# REQUIREMENTS:
State the number of lines that contain the word "思考各种社会现象", and add nothing else.

# GIVEN RECORDS:

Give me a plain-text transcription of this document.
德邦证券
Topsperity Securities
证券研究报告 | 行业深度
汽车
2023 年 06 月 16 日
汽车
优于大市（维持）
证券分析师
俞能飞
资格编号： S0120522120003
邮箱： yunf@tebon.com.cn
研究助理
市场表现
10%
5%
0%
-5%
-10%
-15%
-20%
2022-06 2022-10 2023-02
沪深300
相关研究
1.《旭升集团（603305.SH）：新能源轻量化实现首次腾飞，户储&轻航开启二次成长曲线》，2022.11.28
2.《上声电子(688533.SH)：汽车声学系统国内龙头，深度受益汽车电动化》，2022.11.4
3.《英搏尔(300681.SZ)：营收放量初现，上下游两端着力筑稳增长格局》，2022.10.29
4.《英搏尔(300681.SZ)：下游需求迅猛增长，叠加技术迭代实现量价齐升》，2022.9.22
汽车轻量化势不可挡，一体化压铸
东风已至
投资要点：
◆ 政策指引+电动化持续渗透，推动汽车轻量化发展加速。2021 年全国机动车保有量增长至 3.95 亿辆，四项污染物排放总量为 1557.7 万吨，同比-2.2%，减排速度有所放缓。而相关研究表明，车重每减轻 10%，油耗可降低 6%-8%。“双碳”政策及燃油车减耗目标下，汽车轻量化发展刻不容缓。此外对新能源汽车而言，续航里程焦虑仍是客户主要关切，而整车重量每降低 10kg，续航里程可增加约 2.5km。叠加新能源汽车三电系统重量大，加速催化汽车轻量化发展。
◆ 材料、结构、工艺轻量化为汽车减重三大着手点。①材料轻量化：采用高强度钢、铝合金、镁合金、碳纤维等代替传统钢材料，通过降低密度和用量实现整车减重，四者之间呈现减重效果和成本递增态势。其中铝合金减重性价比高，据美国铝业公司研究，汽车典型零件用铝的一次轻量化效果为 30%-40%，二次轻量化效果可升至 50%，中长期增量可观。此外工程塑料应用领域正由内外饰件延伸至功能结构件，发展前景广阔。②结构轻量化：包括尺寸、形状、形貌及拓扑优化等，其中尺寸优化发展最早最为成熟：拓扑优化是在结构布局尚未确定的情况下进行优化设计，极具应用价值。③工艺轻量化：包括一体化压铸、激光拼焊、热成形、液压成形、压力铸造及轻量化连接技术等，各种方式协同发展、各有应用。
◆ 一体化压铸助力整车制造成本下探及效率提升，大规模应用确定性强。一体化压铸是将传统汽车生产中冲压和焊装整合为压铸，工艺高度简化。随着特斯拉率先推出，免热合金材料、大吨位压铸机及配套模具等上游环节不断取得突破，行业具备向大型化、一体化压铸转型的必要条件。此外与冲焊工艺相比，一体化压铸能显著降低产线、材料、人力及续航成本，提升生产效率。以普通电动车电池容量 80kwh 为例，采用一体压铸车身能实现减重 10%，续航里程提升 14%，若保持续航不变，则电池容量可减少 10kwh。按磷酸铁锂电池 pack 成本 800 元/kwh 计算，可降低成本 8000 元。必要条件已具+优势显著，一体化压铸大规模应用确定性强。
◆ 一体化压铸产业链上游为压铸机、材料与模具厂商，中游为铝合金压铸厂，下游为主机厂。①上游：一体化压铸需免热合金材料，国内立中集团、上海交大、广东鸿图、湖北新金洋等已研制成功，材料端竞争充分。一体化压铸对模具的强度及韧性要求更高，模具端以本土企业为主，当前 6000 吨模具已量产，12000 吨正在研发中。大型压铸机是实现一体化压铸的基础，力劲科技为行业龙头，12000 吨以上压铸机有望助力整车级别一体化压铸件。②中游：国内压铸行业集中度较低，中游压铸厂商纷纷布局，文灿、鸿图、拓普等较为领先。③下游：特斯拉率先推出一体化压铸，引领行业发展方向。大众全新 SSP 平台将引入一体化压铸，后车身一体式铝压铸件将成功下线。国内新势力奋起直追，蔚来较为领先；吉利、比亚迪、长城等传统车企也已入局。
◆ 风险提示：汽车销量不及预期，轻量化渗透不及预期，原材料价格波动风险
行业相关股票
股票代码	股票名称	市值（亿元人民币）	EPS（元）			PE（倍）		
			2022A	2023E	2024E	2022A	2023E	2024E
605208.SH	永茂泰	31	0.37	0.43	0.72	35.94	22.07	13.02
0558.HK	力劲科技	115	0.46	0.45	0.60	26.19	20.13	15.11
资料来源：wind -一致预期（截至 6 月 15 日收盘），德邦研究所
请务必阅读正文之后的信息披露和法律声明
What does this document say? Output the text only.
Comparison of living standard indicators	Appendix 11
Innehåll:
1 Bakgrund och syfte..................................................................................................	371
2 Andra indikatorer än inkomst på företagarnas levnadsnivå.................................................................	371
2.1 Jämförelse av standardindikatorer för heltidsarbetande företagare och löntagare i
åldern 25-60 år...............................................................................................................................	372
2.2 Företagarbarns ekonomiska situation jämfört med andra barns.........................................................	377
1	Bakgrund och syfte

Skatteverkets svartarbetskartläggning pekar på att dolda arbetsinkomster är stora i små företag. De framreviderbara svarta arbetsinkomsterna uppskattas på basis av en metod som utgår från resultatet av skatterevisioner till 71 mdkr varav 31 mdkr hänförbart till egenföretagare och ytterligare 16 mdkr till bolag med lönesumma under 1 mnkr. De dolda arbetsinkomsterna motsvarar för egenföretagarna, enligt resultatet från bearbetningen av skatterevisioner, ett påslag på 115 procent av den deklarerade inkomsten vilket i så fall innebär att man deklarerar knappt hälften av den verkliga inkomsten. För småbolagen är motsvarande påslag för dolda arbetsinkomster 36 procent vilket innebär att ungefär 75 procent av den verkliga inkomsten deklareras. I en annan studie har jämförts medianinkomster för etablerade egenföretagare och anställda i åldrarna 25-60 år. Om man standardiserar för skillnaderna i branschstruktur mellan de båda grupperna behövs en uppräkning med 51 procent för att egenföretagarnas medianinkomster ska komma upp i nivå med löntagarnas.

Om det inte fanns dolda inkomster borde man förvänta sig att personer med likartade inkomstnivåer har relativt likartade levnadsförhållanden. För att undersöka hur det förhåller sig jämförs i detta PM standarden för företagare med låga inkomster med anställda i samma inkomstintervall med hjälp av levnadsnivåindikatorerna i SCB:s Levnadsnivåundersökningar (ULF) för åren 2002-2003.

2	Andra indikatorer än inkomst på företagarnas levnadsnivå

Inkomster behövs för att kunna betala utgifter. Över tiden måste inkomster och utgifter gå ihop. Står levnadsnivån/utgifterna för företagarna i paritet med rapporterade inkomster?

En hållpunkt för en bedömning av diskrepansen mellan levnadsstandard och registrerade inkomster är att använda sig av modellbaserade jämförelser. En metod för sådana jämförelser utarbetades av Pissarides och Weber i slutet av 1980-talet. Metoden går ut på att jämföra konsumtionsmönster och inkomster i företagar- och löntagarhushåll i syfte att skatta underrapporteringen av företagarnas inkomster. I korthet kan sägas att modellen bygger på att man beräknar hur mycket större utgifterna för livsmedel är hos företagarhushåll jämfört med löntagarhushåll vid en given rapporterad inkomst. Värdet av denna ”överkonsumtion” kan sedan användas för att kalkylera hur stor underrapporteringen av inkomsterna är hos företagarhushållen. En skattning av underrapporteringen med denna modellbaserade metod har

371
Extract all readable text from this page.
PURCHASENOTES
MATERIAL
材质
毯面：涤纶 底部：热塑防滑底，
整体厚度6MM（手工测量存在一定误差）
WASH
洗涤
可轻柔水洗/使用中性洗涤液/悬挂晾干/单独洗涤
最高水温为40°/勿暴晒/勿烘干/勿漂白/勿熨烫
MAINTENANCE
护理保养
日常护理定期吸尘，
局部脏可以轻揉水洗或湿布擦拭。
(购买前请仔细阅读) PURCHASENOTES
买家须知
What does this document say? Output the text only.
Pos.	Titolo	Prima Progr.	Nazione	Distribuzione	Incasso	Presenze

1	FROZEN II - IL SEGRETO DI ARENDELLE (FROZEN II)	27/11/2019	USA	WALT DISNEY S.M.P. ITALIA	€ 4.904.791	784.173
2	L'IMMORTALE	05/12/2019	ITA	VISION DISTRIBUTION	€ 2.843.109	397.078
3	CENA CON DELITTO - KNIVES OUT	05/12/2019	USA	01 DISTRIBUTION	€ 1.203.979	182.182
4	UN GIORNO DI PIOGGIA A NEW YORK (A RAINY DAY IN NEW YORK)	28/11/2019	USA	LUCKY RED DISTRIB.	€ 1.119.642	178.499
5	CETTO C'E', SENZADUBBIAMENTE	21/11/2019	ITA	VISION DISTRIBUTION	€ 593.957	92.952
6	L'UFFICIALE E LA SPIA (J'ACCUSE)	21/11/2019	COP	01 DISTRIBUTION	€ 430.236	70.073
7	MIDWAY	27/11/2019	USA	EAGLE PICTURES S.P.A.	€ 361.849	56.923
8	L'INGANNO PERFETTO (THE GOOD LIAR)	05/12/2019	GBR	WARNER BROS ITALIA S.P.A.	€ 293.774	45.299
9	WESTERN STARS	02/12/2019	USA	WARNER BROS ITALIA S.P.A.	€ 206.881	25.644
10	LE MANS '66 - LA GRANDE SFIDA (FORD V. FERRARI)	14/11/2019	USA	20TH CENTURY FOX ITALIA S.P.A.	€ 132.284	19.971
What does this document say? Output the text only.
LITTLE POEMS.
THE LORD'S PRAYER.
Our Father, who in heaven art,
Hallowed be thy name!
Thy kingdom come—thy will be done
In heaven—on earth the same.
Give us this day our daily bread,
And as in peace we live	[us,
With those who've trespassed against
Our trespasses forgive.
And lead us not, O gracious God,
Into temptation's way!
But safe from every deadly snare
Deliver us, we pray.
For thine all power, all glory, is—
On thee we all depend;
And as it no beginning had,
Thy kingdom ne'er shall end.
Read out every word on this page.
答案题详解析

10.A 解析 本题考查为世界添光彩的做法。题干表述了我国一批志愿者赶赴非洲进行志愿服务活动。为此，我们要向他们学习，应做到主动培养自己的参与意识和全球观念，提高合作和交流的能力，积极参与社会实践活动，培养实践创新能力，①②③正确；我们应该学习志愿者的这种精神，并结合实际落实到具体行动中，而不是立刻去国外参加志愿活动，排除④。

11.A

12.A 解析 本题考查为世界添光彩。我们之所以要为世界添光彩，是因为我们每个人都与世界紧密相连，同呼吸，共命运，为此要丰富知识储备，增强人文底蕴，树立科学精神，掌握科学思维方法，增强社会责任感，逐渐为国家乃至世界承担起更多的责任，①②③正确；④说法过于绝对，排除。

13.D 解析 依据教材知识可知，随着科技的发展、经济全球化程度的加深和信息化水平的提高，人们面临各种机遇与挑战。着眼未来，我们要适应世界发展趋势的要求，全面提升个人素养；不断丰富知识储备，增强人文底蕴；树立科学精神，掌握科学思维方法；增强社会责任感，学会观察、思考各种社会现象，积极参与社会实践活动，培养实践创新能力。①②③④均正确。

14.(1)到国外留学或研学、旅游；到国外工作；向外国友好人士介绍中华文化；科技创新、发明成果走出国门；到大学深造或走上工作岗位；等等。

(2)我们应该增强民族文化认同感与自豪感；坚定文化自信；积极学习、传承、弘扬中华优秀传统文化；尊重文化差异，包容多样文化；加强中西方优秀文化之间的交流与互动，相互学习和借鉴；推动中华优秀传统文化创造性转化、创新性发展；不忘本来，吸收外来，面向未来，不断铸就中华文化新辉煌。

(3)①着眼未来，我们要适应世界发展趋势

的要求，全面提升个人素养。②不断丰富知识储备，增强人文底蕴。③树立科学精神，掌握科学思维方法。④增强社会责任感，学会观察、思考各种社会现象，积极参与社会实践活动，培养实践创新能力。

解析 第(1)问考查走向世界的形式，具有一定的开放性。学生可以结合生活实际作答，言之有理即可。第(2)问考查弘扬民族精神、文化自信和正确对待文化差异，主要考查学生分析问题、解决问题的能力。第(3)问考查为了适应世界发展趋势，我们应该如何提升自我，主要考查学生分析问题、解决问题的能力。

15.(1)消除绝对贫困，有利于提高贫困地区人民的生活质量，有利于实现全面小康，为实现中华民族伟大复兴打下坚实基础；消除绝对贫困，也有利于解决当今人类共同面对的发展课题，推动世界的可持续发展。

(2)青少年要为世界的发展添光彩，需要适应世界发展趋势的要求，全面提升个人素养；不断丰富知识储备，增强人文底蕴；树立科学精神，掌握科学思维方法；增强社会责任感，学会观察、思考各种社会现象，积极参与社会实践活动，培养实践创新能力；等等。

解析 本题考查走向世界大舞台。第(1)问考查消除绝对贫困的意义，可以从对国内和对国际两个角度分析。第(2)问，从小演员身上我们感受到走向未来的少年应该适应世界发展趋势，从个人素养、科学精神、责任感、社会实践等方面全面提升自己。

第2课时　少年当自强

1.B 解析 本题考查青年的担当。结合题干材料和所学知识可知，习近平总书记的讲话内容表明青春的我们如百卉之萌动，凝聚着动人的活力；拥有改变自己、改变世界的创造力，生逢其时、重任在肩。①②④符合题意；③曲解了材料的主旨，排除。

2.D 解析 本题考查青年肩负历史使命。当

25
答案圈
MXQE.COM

# TASK ANSWER:
3